** Begin SUPPLIED PASSAGE **
Juan José "Juanjo" Narváez Solarte (born 12 February 1995) is a Colombian footballer who plays for Spanish club CD Leganés, on loan from Real Valladolid. Mainly an attacking midfielder, he can also play as a forward.

Club career

Deportivo Pasto
Born in Pasto, Nariño Department, and a product of hometown team Deportivo Pasto's youth ranks, Narváez spent his first two seasons as a senior with Deportivo Pasto, scoring four goals; three in the Copa Colombia and another in the Categoría Primera B. He debuted for them in the Categoría Primera B on 9 March 2011 at 16 years and 25 days of age, making him the club's youngest ever player, and in the Categoría Primera A on 28 April 2012.

Real Madrid
In November 2012, Narváez joined the youth academy of Real Madrid. He was highly recommended by Real Madrid legend Zinedine Zidane to take into their youth system and was viewed as 'the next Falcao' due to his goalscoring abilities. Narváez made his debut for the club in the 2013 Copa del Rey Juvenil, where he scored two goals in three appearances as the team won the trophy, although he did not play in the final. He made his first team debut on 28 January 2012, playing the whole game in a 3–0 win over Zamalek SC in the Alkass International Cup. Narváez scored another goal against Rayo Vallecano in a 2–0 victory a week later. During the international break in October, Narvaez scored his first hat-trick for the club in a 6–1 win against Don Bosco.
** End SUPPLIED PASSAGE **
** TASKS TO PERFORM **
a: In the Narváez biography, on what date did he debut in the Categoría Primera A?
b: Condense the paragraph of the Narváez biography that begins "Born in Pasto, Nariño Department" into a short bulleted list that keeps its main facts.
c: Reproduce everything from "Club career" down to "28 April 2012." in the Narváez biography, putting "professional" wherever "senior" appears.
** Begin DATASET CONTENT **
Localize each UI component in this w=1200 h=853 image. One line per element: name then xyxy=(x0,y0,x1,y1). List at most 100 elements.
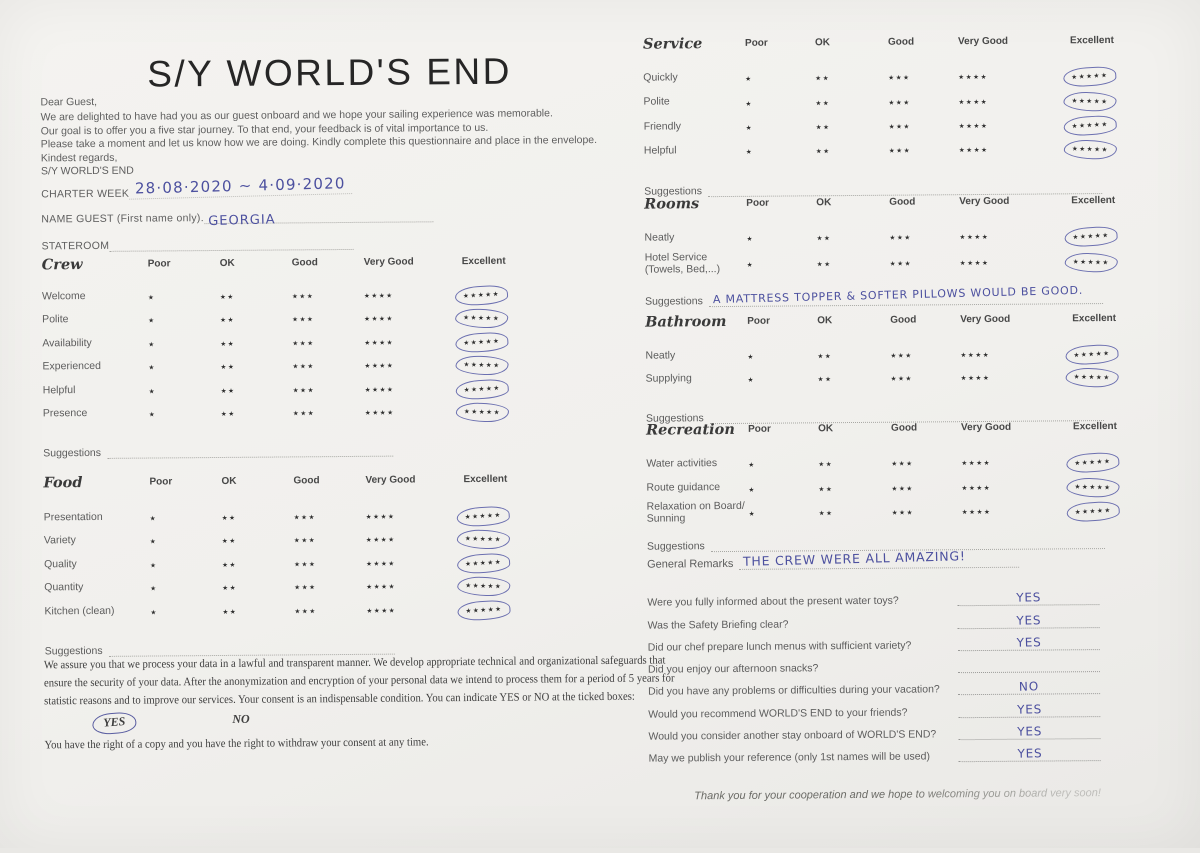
** End DATASET CONTENT **
** REPLIES **
a: 28 April 2012

b:
- Born in Pasto, Nariño Department, and came through the youth ranks of hometown team Deportivo Pasto.
- Spent his first two senior seasons with Deportivo Pasto, scoring four goals: three in the Copa Colombia and one in the Categoría Primera B.
- Debuted in the Categoría Primera B on 9 March 2011, aged 16 years and 25 days, becoming the club's youngest ever player.
- Debuted in the Categoría Primera A on 28 April 2012.

c:
Club career

Deportivo Pasto
Born in Pasto, Nariño Department, and a product of hometown team Deportivo Pasto's youth ranks, Narváez spent his first two seasons as a professional with Deportivo Pasto, scoring four goals; three in the Copa Colombia and another in the Categoría Primera B. He debuted for them in the Categoría Primera B on 9 March 2011 at 16 years and 25 days of age, making him the club's youngest ever player, and in the Categoría Primera A on 28 April 2012.